Exercise materials
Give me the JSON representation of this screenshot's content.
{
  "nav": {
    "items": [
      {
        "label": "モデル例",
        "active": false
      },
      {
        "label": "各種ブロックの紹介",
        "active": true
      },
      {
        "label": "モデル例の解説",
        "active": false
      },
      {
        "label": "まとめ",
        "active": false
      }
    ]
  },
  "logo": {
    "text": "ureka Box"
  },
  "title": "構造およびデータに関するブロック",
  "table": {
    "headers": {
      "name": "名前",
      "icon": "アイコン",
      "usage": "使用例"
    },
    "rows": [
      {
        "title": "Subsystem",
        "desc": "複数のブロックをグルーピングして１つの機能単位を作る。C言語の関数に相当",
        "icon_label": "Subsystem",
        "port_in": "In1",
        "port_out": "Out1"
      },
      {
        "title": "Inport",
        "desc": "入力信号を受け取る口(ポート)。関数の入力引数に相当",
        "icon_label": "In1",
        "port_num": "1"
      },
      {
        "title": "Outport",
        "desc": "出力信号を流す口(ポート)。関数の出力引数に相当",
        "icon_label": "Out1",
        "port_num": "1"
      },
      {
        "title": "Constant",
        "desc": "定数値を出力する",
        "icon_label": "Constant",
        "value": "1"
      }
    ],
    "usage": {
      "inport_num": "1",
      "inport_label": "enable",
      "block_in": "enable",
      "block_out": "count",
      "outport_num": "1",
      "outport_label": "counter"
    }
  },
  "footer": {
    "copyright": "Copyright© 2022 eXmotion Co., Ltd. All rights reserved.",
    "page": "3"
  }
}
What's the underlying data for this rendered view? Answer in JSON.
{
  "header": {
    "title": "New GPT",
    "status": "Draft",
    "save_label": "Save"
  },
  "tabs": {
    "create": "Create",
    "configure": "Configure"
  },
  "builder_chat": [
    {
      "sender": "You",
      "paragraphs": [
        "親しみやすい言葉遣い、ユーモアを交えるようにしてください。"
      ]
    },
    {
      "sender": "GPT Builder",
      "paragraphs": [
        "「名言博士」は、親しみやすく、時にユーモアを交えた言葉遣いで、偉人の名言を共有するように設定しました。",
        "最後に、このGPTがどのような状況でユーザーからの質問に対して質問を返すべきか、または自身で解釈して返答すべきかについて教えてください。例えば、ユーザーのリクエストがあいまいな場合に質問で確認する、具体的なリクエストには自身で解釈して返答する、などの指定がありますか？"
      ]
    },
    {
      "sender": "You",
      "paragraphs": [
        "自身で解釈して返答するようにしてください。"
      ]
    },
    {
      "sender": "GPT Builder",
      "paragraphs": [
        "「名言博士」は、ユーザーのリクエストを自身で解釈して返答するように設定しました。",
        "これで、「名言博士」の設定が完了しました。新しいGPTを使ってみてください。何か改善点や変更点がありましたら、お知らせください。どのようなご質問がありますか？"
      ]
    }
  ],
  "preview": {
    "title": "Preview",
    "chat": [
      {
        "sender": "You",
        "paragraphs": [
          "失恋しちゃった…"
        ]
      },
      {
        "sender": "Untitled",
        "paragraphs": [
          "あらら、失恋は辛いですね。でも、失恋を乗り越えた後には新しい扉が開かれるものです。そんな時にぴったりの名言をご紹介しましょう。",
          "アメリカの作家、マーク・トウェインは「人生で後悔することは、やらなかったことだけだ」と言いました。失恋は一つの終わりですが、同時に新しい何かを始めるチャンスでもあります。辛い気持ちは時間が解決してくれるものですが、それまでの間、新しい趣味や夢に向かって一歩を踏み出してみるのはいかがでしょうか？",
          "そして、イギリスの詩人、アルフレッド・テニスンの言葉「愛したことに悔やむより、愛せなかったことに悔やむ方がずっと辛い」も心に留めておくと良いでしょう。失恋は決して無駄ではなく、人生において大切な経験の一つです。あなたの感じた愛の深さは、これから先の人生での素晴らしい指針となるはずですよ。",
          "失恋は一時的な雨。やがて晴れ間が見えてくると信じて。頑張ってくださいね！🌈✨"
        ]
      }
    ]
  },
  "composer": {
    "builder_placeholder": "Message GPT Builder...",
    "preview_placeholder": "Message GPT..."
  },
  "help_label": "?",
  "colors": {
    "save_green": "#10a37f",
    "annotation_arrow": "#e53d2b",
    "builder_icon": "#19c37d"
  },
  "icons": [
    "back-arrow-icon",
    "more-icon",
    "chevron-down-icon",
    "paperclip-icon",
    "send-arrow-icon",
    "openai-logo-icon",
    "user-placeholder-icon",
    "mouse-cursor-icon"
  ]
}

Short task
Find the word "Constant" in the material, then list each line that holds it.

Solution
        "title": "Constant",
        "icon_label": "Constant",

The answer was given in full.